Record list |
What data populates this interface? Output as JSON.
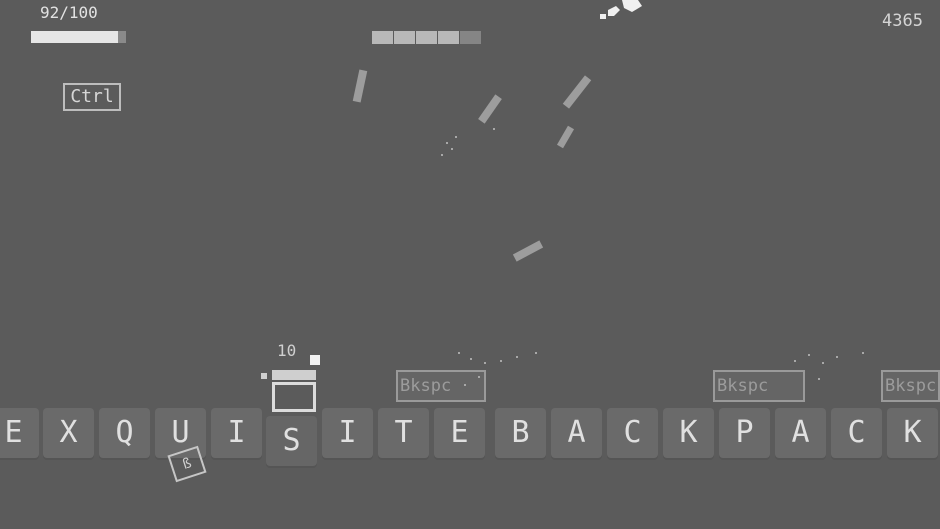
{
  "hud": {
    "health_text": "92/100",
    "health": 0.92,
    "score": "4365",
    "ammo": "10",
    "segment_bar": {
      "filled": 4,
      "total": 5
    }
  },
  "powerups": {
    "ctrl_label": "Ctrl",
    "tilted_key_label": "ß"
  },
  "enemies": [
    {
      "label": "Bkspc"
    },
    {
      "label": "Bkspc"
    },
    {
      "label": "Bkspc"
    }
  ],
  "keyboard": {
    "keys": [
      "E",
      "X",
      "Q",
      "U",
      "I",
      "S",
      "I",
      "T",
      "E",
      "B",
      "A",
      "C",
      "K",
      "P",
      "A",
      "C",
      "K"
    ]
  },
  "colors": {
    "background": "#5b5b5b",
    "key": "#6a6a6a",
    "text": "#e0e0e0"
  }
}
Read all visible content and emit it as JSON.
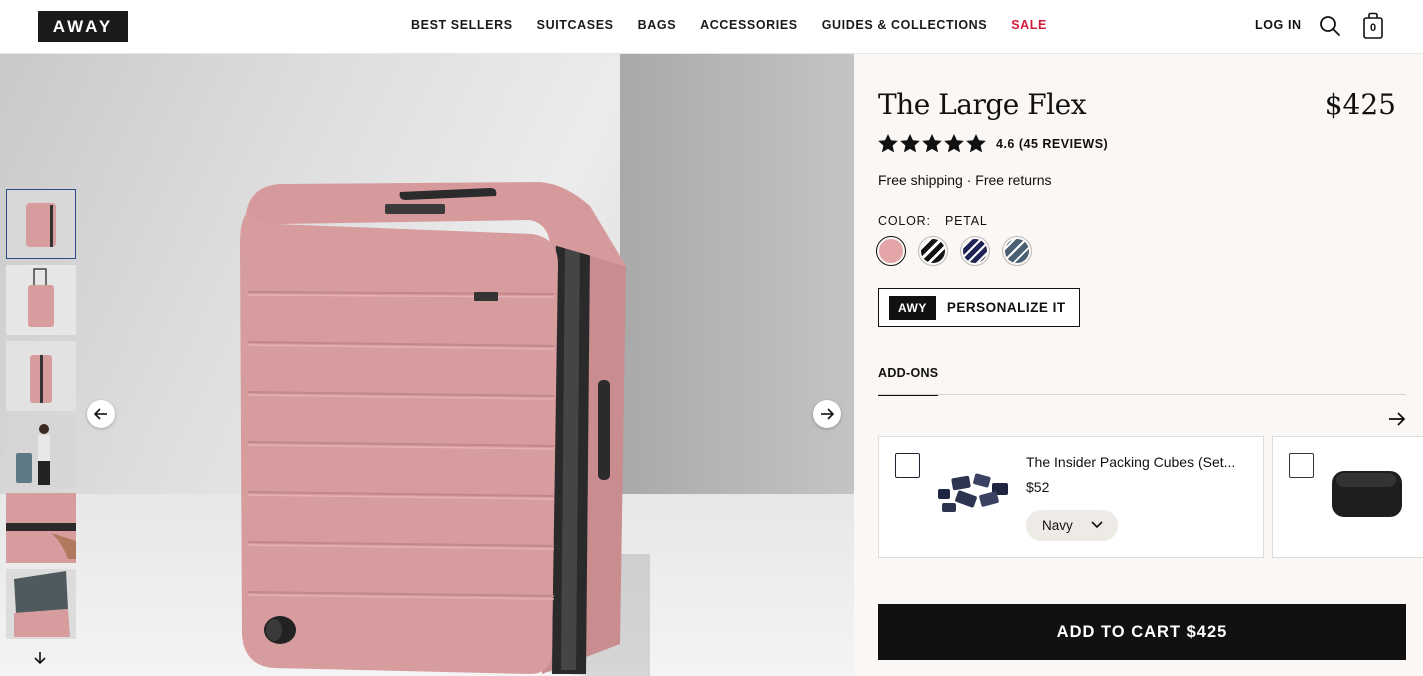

Task instructions |
Output the data above without changes, apart from leaving out the pictures.

The completed task |
What data populates this interface? Output as JSON.
{
  "hud": {
    "health_text": "92/100",
    "health": 0.92,
    "score": "4365",
    "ammo": "10",
    "segment_bar": {
      "filled": 4,
      "total": 5
    }
  },
  "powerups": {
    "ctrl_label": "Ctrl",
    "tilted_key_label": "ß"
  },
  "enemies": [
    {
      "label": "Bkspc"
    },
    {
      "label": "Bkspc"
    },
    {
      "label": "Bkspc"
    }
  ],
  "keyboard": {
    "keys": [
      "E",
      "X",
      "Q",
      "U",
      "I",
      "S",
      "I",
      "T",
      "E",
      "B",
      "A",
      "C",
      "K",
      "P",
      "A",
      "C",
      "K"
    ]
  },
  "colors": {
    "background": "#5b5b5b",
    "key": "#6a6a6a",
    "text": "#e0e0e0"
  }
}
Read all visible content and emit it as JSON.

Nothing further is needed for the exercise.